> [DO THIS]: All of the entries must be reproduced exactly, with no images carried over.

------------------------------------------------------------------------

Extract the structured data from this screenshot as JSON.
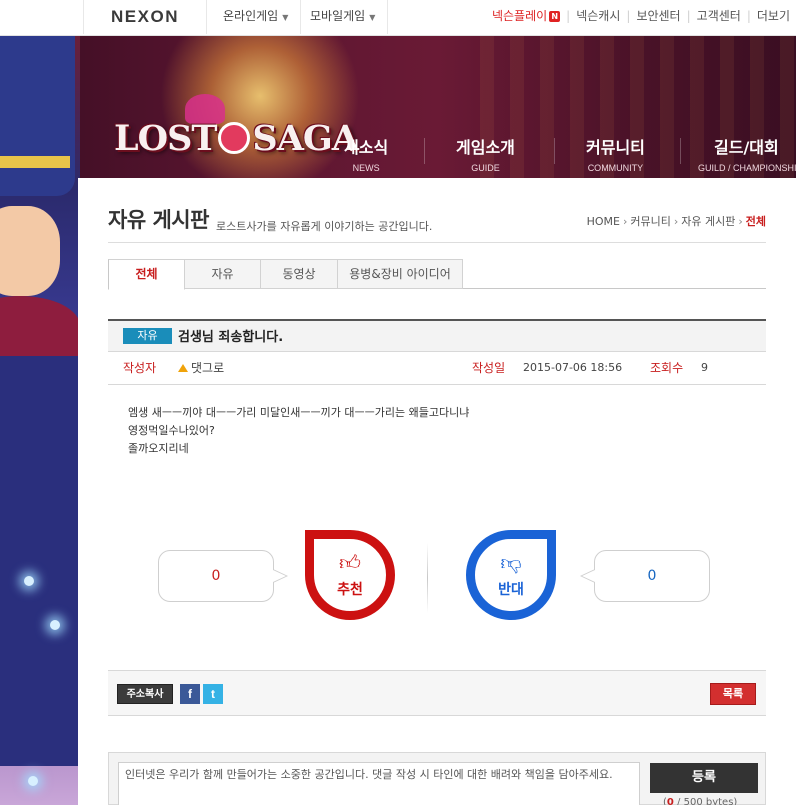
{
  "topbar": {
    "logo": "NEXON",
    "menus": [
      {
        "label": "온라인게임"
      },
      {
        "label": "모바일게임"
      }
    ],
    "util_links": [
      {
        "label": "넥슨플레이",
        "badge": "N"
      },
      {
        "label": "넥슨캐시"
      },
      {
        "label": "보안센터"
      },
      {
        "label": "고객센터"
      },
      {
        "label": "더보기"
      }
    ]
  },
  "game": {
    "logo_left": "LOST",
    "logo_right": "SAGA",
    "nav": [
      {
        "ko": "새소식",
        "en": "NEWS"
      },
      {
        "ko": "게임소개",
        "en": "GUIDE"
      },
      {
        "ko": "커뮤니티",
        "en": "COMMUNITY"
      },
      {
        "ko": "길드/대회",
        "en": "GUILD / CHAMPIONSHIP"
      }
    ]
  },
  "board": {
    "title": "자유 게시판",
    "description": "로스트사가를 자유롭게 이야기하는 공간입니다.",
    "breadcrumb": [
      "HOME",
      "커뮤니티",
      "자유 게시판",
      "전체"
    ],
    "tabs": [
      {
        "label": "전체",
        "active": true
      },
      {
        "label": "자유"
      },
      {
        "label": "동영상"
      },
      {
        "label": "용병&장비 아이디어"
      }
    ]
  },
  "post": {
    "category": "자유",
    "title": "검생님 죄송합니다.",
    "author_label": "작성자",
    "author": "댓그로",
    "date_label": "작성일",
    "date": "2015-07-06 18:56",
    "views_label": "조회수",
    "views": "9",
    "body": [
      "엠생 새ㅡㅡ끼야 대ㅡㅡ가리 미달인새ㅡㅡ끼가 대ㅡㅡ가리는 왜들고다니냐",
      "영정먹일수나있어?",
      "졸까오지리네"
    ]
  },
  "vote": {
    "up_label": "추천",
    "up_count": "0",
    "down_label": "반대",
    "down_count": "0",
    "colors": {
      "up": "#cc1111",
      "down": "#1a63d6"
    }
  },
  "actions": {
    "copy_url": "주소복사",
    "facebook": "f",
    "twitter": "t",
    "list": "목록"
  },
  "comment": {
    "placeholder": "인터넷은 우리가 함께 만들어가는 소중한 공간입니다. 댓글 작성 시 타인에 대한 배려와 책임을 담아주세요.",
    "submit": "등록",
    "byte_current": "0",
    "byte_rest": " / 500 bytes)",
    "byte_open": "("
  }
}
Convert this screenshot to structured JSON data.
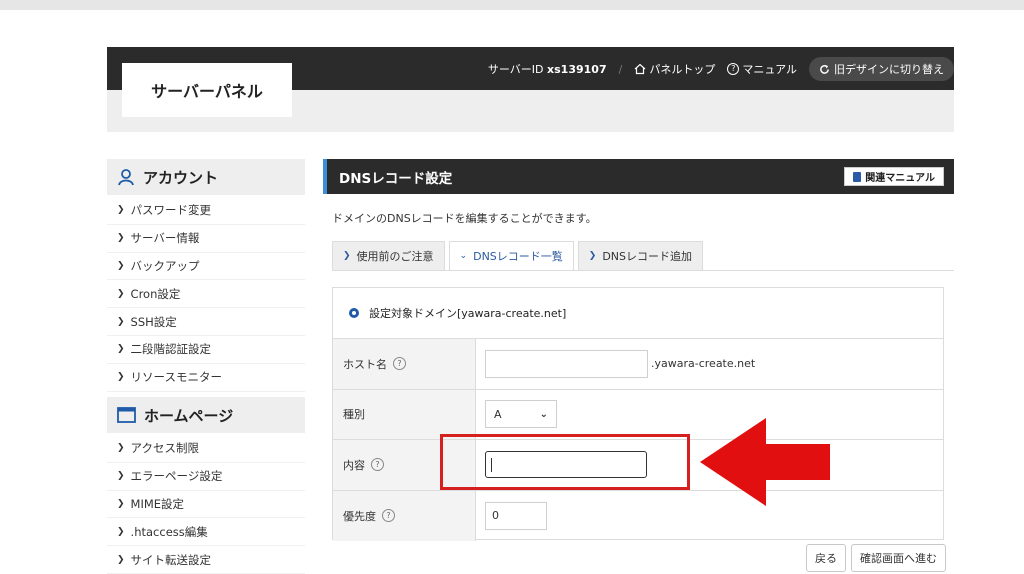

------------------------------------------------------------------------

> [SOLUTION]:
Extract the structured data from this screenshot as JSON.
{
  "topbar": {
    "logo": "NEXON",
    "menus": [
      {
        "label": "온라인게임"
      },
      {
        "label": "모바일게임"
      }
    ],
    "util_links": [
      {
        "label": "넥슨플레이",
        "badge": "N"
      },
      {
        "label": "넥슨캐시"
      },
      {
        "label": "보안센터"
      },
      {
        "label": "고객센터"
      },
      {
        "label": "더보기"
      }
    ]
  },
  "game": {
    "logo_left": "LOST",
    "logo_right": "SAGA",
    "nav": [
      {
        "ko": "새소식",
        "en": "NEWS"
      },
      {
        "ko": "게임소개",
        "en": "GUIDE"
      },
      {
        "ko": "커뮤니티",
        "en": "COMMUNITY"
      },
      {
        "ko": "길드/대회",
        "en": "GUILD / CHAMPIONSHIP"
      }
    ]
  },
  "board": {
    "title": "자유 게시판",
    "description": "로스트사가를 자유롭게 이야기하는 공간입니다.",
    "breadcrumb": [
      "HOME",
      "커뮤니티",
      "자유 게시판",
      "전체"
    ],
    "tabs": [
      {
        "label": "전체",
        "active": true
      },
      {
        "label": "자유"
      },
      {
        "label": "동영상"
      },
      {
        "label": "용병&장비 아이디어"
      }
    ]
  },
  "post": {
    "category": "자유",
    "title": "검생님 죄송합니다.",
    "author_label": "작성자",
    "author": "댓그로",
    "date_label": "작성일",
    "date": "2015-07-06 18:56",
    "views_label": "조회수",
    "views": "9",
    "body": [
      "엠생 새ㅡㅡ끼야 대ㅡㅡ가리 미달인새ㅡㅡ끼가 대ㅡㅡ가리는 왜들고다니냐",
      "영정먹일수나있어?",
      "졸까오지리네"
    ]
  },
  "vote": {
    "up_label": "추천",
    "up_count": "0",
    "down_label": "반대",
    "down_count": "0",
    "colors": {
      "up": "#cc1111",
      "down": "#1a63d6"
    }
  },
  "actions": {
    "copy_url": "주소복사",
    "facebook": "f",
    "twitter": "t",
    "list": "목록"
  },
  "comment": {
    "placeholder": "인터넷은 우리가 함께 만들어가는 소중한 공간입니다. 댓글 작성 시 타인에 대한 배려와 책임을 담아주세요.",
    "submit": "등록",
    "byte_current": "0",
    "byte_rest": " / 500 bytes)",
    "byte_open": "("
  }
}
Convert this screenshot to structured JSON data.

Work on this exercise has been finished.